Entries shown:
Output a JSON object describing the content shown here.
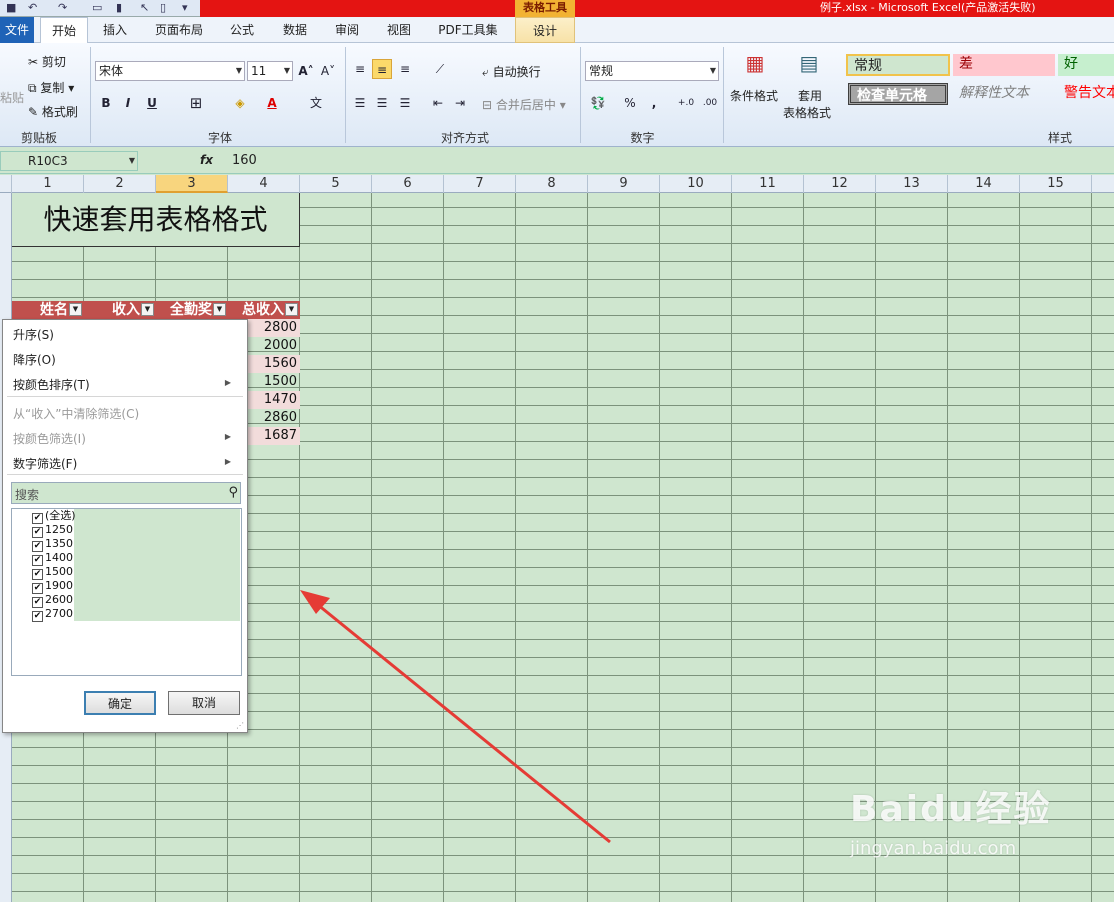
{
  "window": {
    "context_tab_title": "表格工具",
    "title": "例子.xlsx  -  Microsoft Excel(产品激活失败)"
  },
  "tabs": [
    "文件",
    "开始",
    "插入",
    "页面布局",
    "公式",
    "数据",
    "审阅",
    "视图",
    "PDF工具集",
    "设计"
  ],
  "ribbon": {
    "clipboard": {
      "paste": "粘贴",
      "cut": "剪切",
      "copy": "复制",
      "format_painter": "格式刷",
      "label": "剪贴板"
    },
    "font": {
      "name": "宋体",
      "size": "11",
      "label": "字体"
    },
    "alignment": {
      "wrap": "自动换行",
      "merge": "合并后居中",
      "label": "对齐方式"
    },
    "number": {
      "format": "常规",
      "label": "数字"
    },
    "styles": {
      "conditional": "条件格式",
      "table_fmt_1": "套用",
      "table_fmt_2": "表格格式",
      "label": "样式",
      "cells": [
        "常规",
        "差",
        "好",
        "检查单元格",
        "解释性文本",
        "警告文本"
      ]
    }
  },
  "formula_bar": {
    "name_box": "R10C3",
    "fx": "fx",
    "value": "160"
  },
  "columns": [
    "1",
    "2",
    "3",
    "4",
    "5",
    "6",
    "7",
    "8",
    "9",
    "10",
    "11",
    "12",
    "13",
    "14",
    "15"
  ],
  "sheet": {
    "title": "快速套用表格格式",
    "headers": [
      "姓名",
      "收入",
      "全勤奖",
      "总收入"
    ],
    "totals": [
      "2800",
      "2000",
      "1560",
      "1500",
      "1470",
      "2860",
      "1687"
    ]
  },
  "filter_menu": {
    "sort_asc": "升序(S)",
    "sort_desc": "降序(O)",
    "sort_by_color": "按颜色排序(T)",
    "clear_filter": "从“收入”中清除筛选(C)",
    "filter_by_color": "按颜色筛选(I)",
    "number_filter": "数字筛选(F)",
    "search_placeholder": "搜索",
    "items": [
      "(全选)",
      "1250",
      "1350",
      "1400",
      "1500",
      "1900",
      "2600",
      "2700"
    ],
    "ok": "确定",
    "cancel": "取消"
  },
  "watermark": {
    "text1": "Baidu经验",
    "text2": "jingyan.baidu.com"
  },
  "colors": {
    "header_red": "#c0504d",
    "sheet_green": "#cfe6cf",
    "arrow": "#e53b35",
    "title_red": "#e41412"
  }
}
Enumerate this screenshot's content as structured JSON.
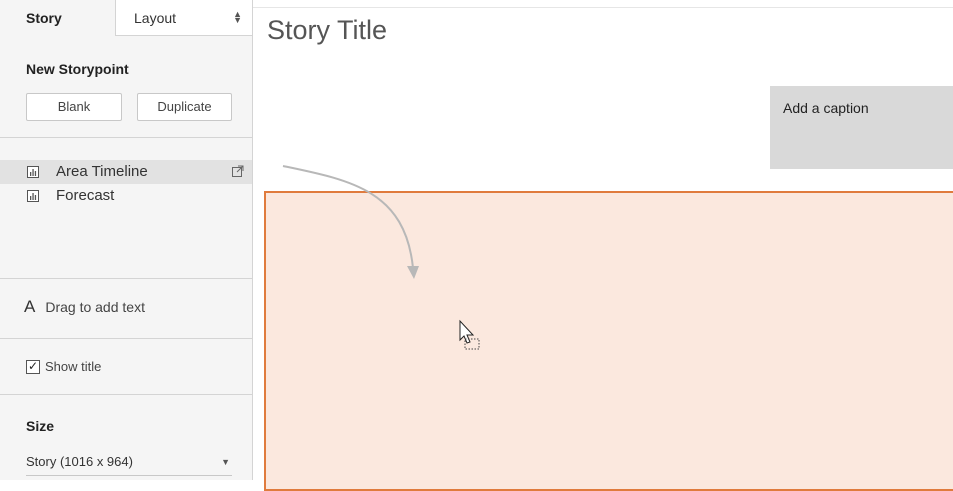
{
  "tabs": {
    "story_label": "Story",
    "layout_label": "Layout"
  },
  "new_storypoint": {
    "title": "New Storypoint",
    "blank_label": "Blank",
    "duplicate_label": "Duplicate"
  },
  "sheets": [
    {
      "label": "Area Timeline",
      "selected": true
    },
    {
      "label": "Forecast",
      "selected": false
    }
  ],
  "drag_text": {
    "letter": "A",
    "label": "Drag to add text"
  },
  "show_title": {
    "label": "Show title",
    "checked": true,
    "mark": "✓"
  },
  "size": {
    "title": "Size",
    "value": "Story (1016 x 964)"
  },
  "story": {
    "title": "Story Title",
    "caption": "Add a caption"
  },
  "colors": {
    "drop_fill": "#fbe8de",
    "drop_border": "#e07b3d",
    "caption_bg": "#d9d9d9"
  }
}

Given instruction: Every record above must be given again exactly; drop the pictures.

Final result:
Output a JSON object describing the content shown here.
{
  "window": {
    "context_tab_title": "表格工具",
    "title": "例子.xlsx  -  Microsoft Excel(产品激活失败)"
  },
  "tabs": [
    "文件",
    "开始",
    "插入",
    "页面布局",
    "公式",
    "数据",
    "审阅",
    "视图",
    "PDF工具集",
    "设计"
  ],
  "ribbon": {
    "clipboard": {
      "paste": "粘贴",
      "cut": "剪切",
      "copy": "复制",
      "format_painter": "格式刷",
      "label": "剪贴板"
    },
    "font": {
      "name": "宋体",
      "size": "11",
      "label": "字体"
    },
    "alignment": {
      "wrap": "自动换行",
      "merge": "合并后居中",
      "label": "对齐方式"
    },
    "number": {
      "format": "常规",
      "label": "数字"
    },
    "styles": {
      "conditional": "条件格式",
      "table_fmt_1": "套用",
      "table_fmt_2": "表格格式",
      "label": "样式",
      "cells": [
        "常规",
        "差",
        "好",
        "检查单元格",
        "解释性文本",
        "警告文本"
      ]
    }
  },
  "formula_bar": {
    "name_box": "R10C3",
    "fx": "fx",
    "value": "160"
  },
  "columns": [
    "1",
    "2",
    "3",
    "4",
    "5",
    "6",
    "7",
    "8",
    "9",
    "10",
    "11",
    "12",
    "13",
    "14",
    "15"
  ],
  "sheet": {
    "title": "快速套用表格格式",
    "headers": [
      "姓名",
      "收入",
      "全勤奖",
      "总收入"
    ],
    "totals": [
      "2800",
      "2000",
      "1560",
      "1500",
      "1470",
      "2860",
      "1687"
    ]
  },
  "filter_menu": {
    "sort_asc": "升序(S)",
    "sort_desc": "降序(O)",
    "sort_by_color": "按颜色排序(T)",
    "clear_filter": "从“收入”中清除筛选(C)",
    "filter_by_color": "按颜色筛选(I)",
    "number_filter": "数字筛选(F)",
    "search_placeholder": "搜索",
    "items": [
      "(全选)",
      "1250",
      "1350",
      "1400",
      "1500",
      "1900",
      "2600",
      "2700"
    ],
    "ok": "确定",
    "cancel": "取消"
  },
  "watermark": {
    "text1": "Baidu经验",
    "text2": "jingyan.baidu.com"
  },
  "colors": {
    "header_red": "#c0504d",
    "sheet_green": "#cfe6cf",
    "arrow": "#e53b35",
    "title_red": "#e41412"
  }
}
Enumerate this screenshot's content as structured JSON.
{
  "tabs": {
    "story_label": "Story",
    "layout_label": "Layout"
  },
  "new_storypoint": {
    "title": "New Storypoint",
    "blank_label": "Blank",
    "duplicate_label": "Duplicate"
  },
  "sheets": [
    {
      "label": "Area Timeline",
      "selected": true
    },
    {
      "label": "Forecast",
      "selected": false
    }
  ],
  "drag_text": {
    "letter": "A",
    "label": "Drag to add text"
  },
  "show_title": {
    "label": "Show title",
    "checked": true,
    "mark": "✓"
  },
  "size": {
    "title": "Size",
    "value": "Story (1016 x 964)"
  },
  "story": {
    "title": "Story Title",
    "caption": "Add a caption"
  },
  "colors": {
    "drop_fill": "#fbe8de",
    "drop_border": "#e07b3d",
    "caption_bg": "#d9d9d9"
  }
}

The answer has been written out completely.